● **Written task 1**: In the SCE planning excerpt, turn the paragraph beginning "System planners, like Ragsdale" into a short bulleted list that keeps its main facts.
● **Written task 2**:
Answer these questions from the SCE planning excerpt:
(a) How many pages long is the DER plan SCE submitted?
(b) What position does Russ Ragsdale hold at SCE?
(c) Where is SCE's integrated grid project located?
● **Written task 3**: Summarize the SCE planning excerpt in two sentences.

* begin Page excerpt *

In response to California Assembly Bill No. 327 requiring the state’s three investor-owned electric utilities to submit a Distribution Resource Plan by July 2015, Southern California Edison (SCE) submitted a vigorous, highly detailed 467-page DER plan that includes three California Public Utilities Commission-mandated 10-year DER growth scenarios. SCE’s plan also proposes an integration capacity analysis study of SCE’s approximately 4,200 feeder circuits to determine optimal sites for DER construction and integration.

Russ Ragsdale, strategic planning manager and electric system planning at SCE, describes the information technology/operations technology (IT/OT) convergence underway at the utility as this: Software-based algorithms used to blend supervisory control and data acquisition data within distribution management system software to monitor and control grid devices at a highly granular level. The integration capacity analysis uses a “methodology that quantifies the capability of the system to integrate DERs within thermal ratings, protection system limits, and power quality and safety standards of existing equipment,” Ragsdale said.

System planners, like Ragsdale, design scenarios that model power systems and test how intermittent distributed energy traffic causes voltage and current fluctuations. DER test scenarios recreate islanding and voltage/frequency ride-through conditions that can pose risks to utility workers and grid stability. Intelligence-bearing sensors are embedded into feeders that provide visibility and situational awareness into grid activity. Applying these and related methodologies, SCE’s integrated grid project in Orange County, California, will test innovative DER system architectures before wider
deployment across its service area.

The key to DER scenario design, modeling, testing and, ultimately, deployment is real-time data and predictive analytics. Data sharing also is key to stimulate third-party market activity.

* end Page excerpt *
* begin Stored data *

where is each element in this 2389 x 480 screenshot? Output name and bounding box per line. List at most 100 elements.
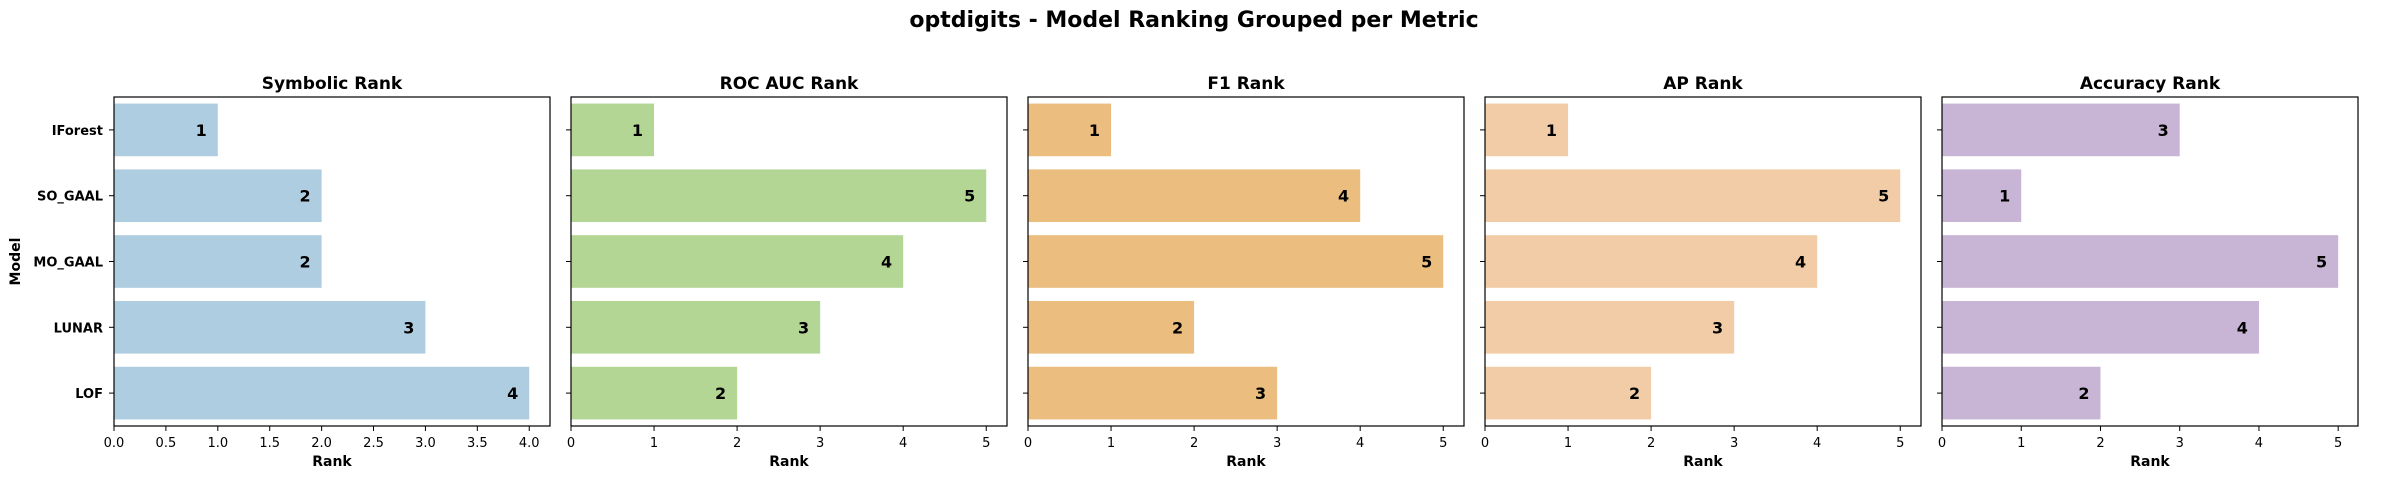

* end Stored data *

● **Correct output 1**:
- System planners such as Ragsdale design scenarios that model power systems and test how intermittent distributed energy traffic causes voltage and current fluctuations.
- DER test scenarios recreate islanding and voltage/frequency ride-through conditions, which can pose risks to utility workers and grid stability.
- Intelligence-bearing sensors embedded in feeders provide visibility and situational awareness into grid activity.
- Using these and related methods, SCE's integrated grid project in Orange County, California, will test innovative DER system architectures before wider deployment across its service area.

● **Correct output 2**:
(a) 467 pages.
(b) Strategic planning manager and electric system planning.
(c) Orange County, California.

● **Correct output 3**: Responding to California Assembly Bill No. 327, SCE submitted a detailed 467-page DER plan with three mandated 10-year growth scenarios and a proposed integration capacity analysis of about 4,200 feeder circuits to find optimal sites for DER. Its planners model and test how distributed energy affects the grid, using embedded feeder sensors and an integrated grid project in Orange County, and treat real-time data, predictive analytics, and data sharing as key.